Each line containing the word "this" must be collected.
* Start Supplied records *
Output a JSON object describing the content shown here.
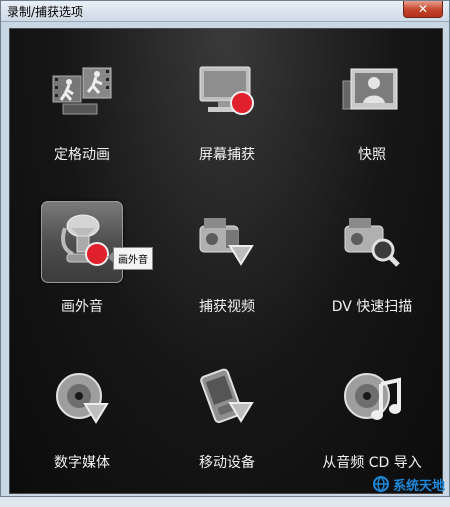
{
  "window": {
    "title": "录制/捕获选项",
    "close_glyph": "✕"
  },
  "tiles": [
    {
      "label": "定格动画",
      "icon": "stop-motion-icon"
    },
    {
      "label": "屏幕捕获",
      "icon": "screen-capture-icon"
    },
    {
      "label": "快照",
      "icon": "snapshot-icon"
    },
    {
      "label": "画外音",
      "icon": "voice-over-microphone-icon",
      "active": true
    },
    {
      "label": "捕获视频",
      "icon": "capture-video-icon"
    },
    {
      "label": "DV 快速扫描",
      "icon": "dv-quick-scan-icon"
    },
    {
      "label": "数字媒体",
      "icon": "digital-media-icon"
    },
    {
      "label": "移动设备",
      "icon": "mobile-device-icon"
    },
    {
      "label": "从音频 CD 导入",
      "icon": "audio-cd-import-icon"
    }
  ],
  "tooltip": {
    "text": "画外音"
  },
  "watermark": {
    "text": "系统天地"
  },
  "colors": {
    "record_red": "#e0202a",
    "watermark_blue": "#1c87d8"
  }
}
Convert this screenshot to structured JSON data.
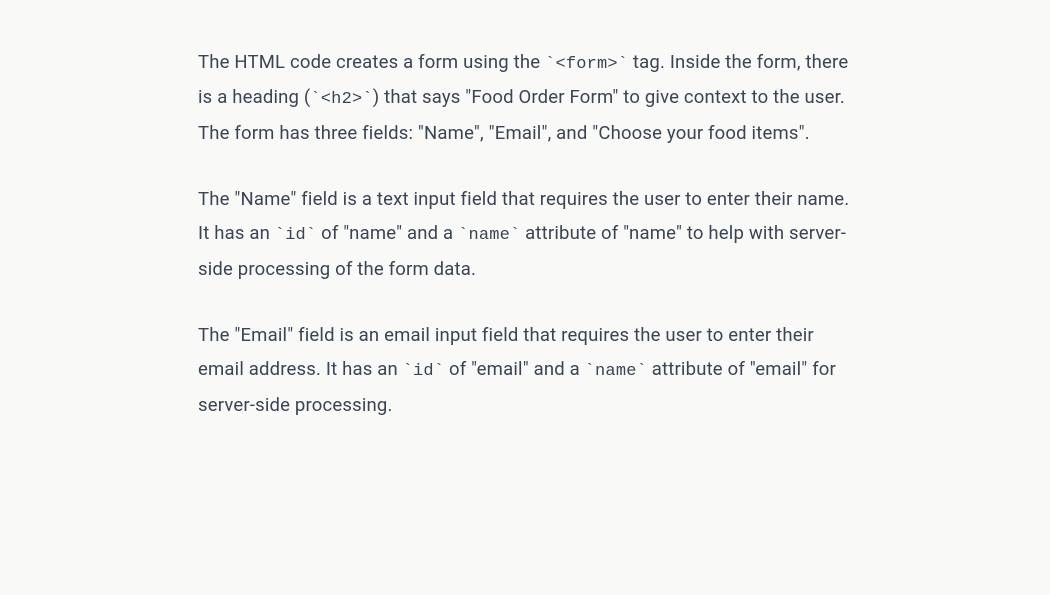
{
  "paragraphs": {
    "p1": {
      "s1a": "The HTML code creates a form using the ",
      "code1": "<form>",
      "s1b": " tag. Inside the form, there is a heading (",
      "code2": "<h2>",
      "s1c": ") that says \"Food Order Form\" to give context to the user. The form has three fields: \"Name\", \"Email\", and \"Choose your food items\"."
    },
    "p2": {
      "s1a": "The \"Name\" field is a text input field that requires the user to enter their name. It has an ",
      "code1": "id",
      "s1b": " of \"name\" and a ",
      "code2": "name",
      "s1c": " attribute of \"name\" to help with server-side processing of the form data."
    },
    "p3": {
      "s1a": "The \"Email\" field is an email input field that requires the user to enter their email address. It has an ",
      "code1": "id",
      "s1b": " of \"email\" and a ",
      "code2": "name",
      "s1c": " attribute of \"email\" for server-side processing."
    }
  }
}
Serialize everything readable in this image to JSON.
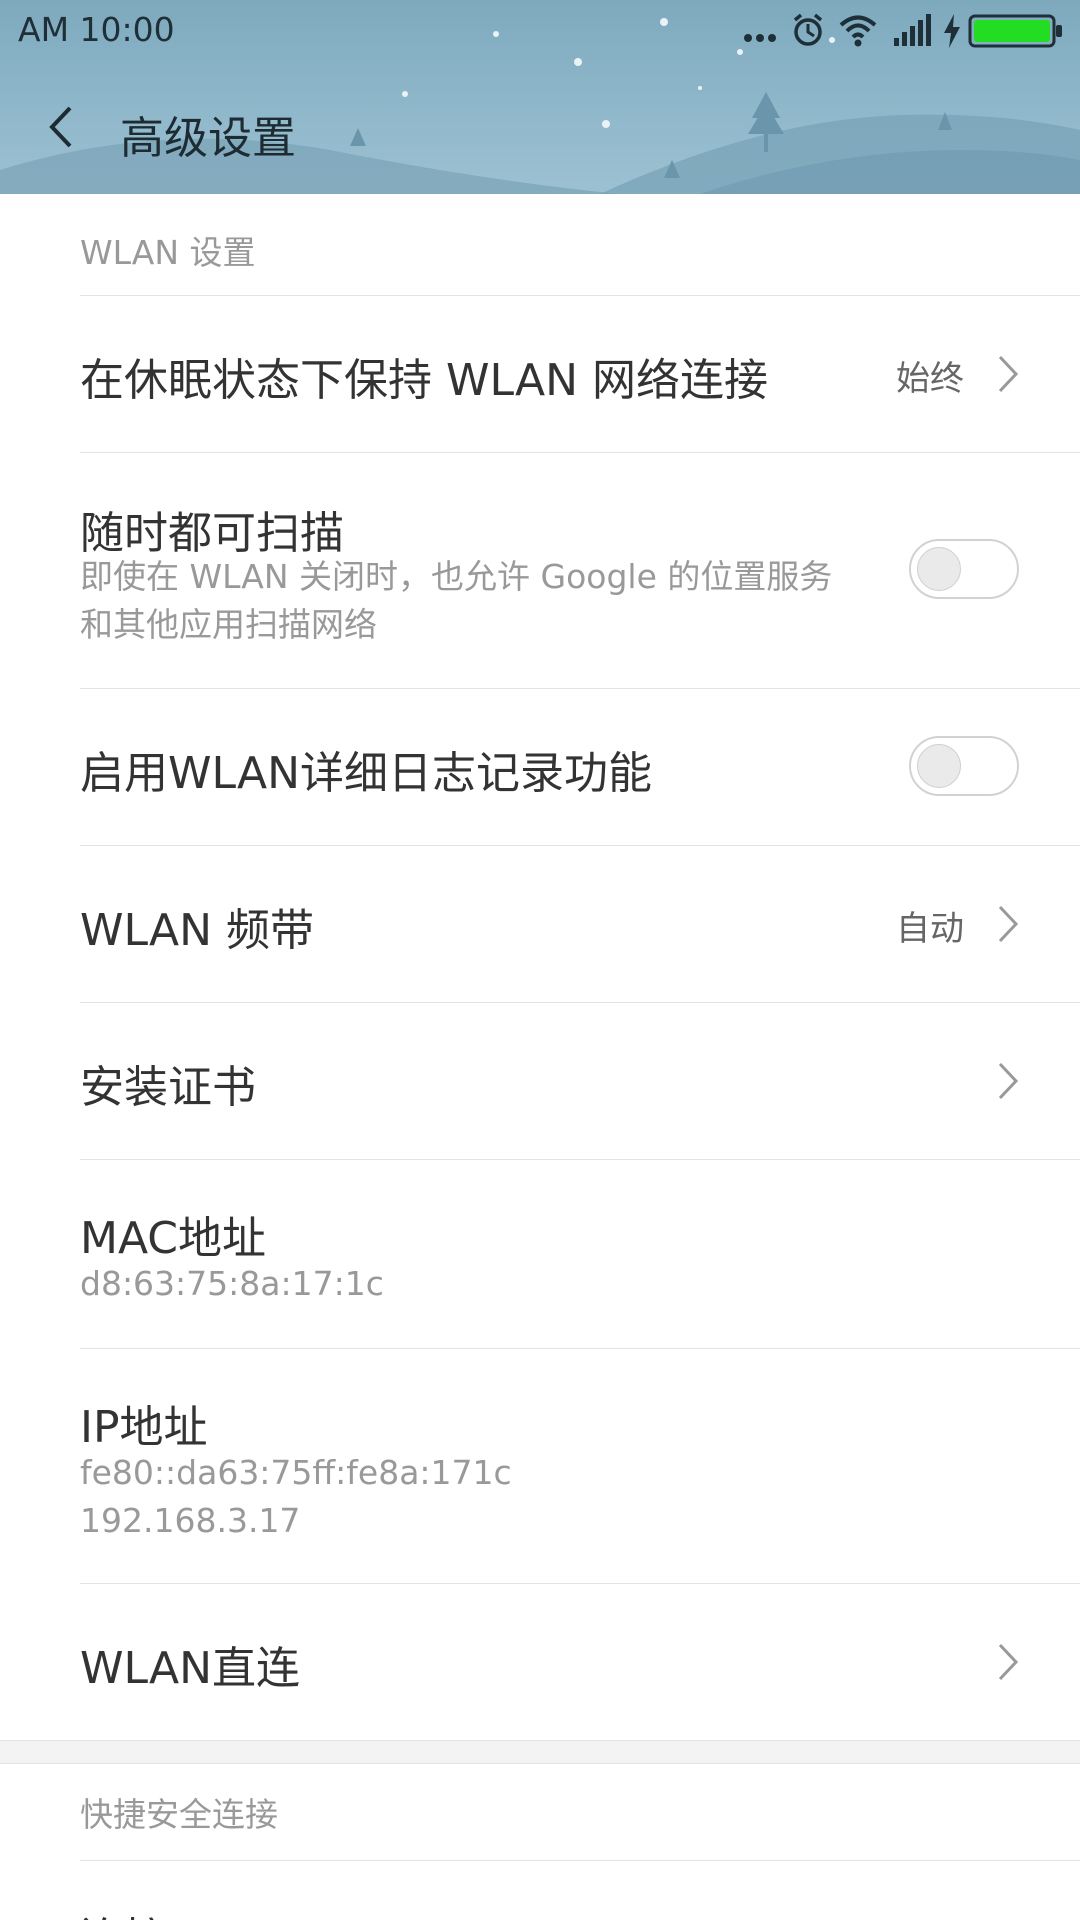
{
  "status_bar": {
    "time": "AM  10:00",
    "icons": [
      "more-dots-icon",
      "alarm-icon",
      "wifi-icon",
      "signal-icon",
      "charging-icon",
      "battery-icon"
    ],
    "battery_color": "#22dd22"
  },
  "title_bar": {
    "back_icon": "back-arrow-icon",
    "title": "高级设置"
  },
  "sections": {
    "wlan_settings": "WLAN 设置",
    "quick_connect": "快捷安全连接"
  },
  "items": {
    "keep_wlan": {
      "title": "在休眠状态下保持 WLAN 网络连接",
      "value": "始终"
    },
    "always_scan": {
      "title": "随时都可扫描",
      "subtitle": "即使在 WLAN 关闭时，也允许 Google 的位置服务和其他应用扫描网络",
      "enabled": false
    },
    "verbose_log": {
      "title": "启用WLAN详细日志记录功能",
      "enabled": false
    },
    "wlan_band": {
      "title": "WLAN 频带",
      "value": "自动"
    },
    "install_cert": {
      "title": "安装证书"
    },
    "mac": {
      "title": "MAC地址",
      "value": "d8:63:75:8a:17:1c"
    },
    "ip": {
      "title": "IP地址",
      "ipv6": "fe80::da63:75ff:fe8a:171c",
      "ipv4": "192.168.3.17"
    },
    "wlan_direct": {
      "title": "WLAN直连"
    },
    "wps": {
      "title": "连接WPS"
    }
  },
  "colors": {
    "header": "#8fb7ca",
    "primary_text": "#333333",
    "secondary_text": "#999999",
    "divider": "#e3e3e3"
  }
}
* End Supplied records *
> _Complete output_:
Convert this screenshot to structured JSON data.
Serialize everything readable in this image to JSON.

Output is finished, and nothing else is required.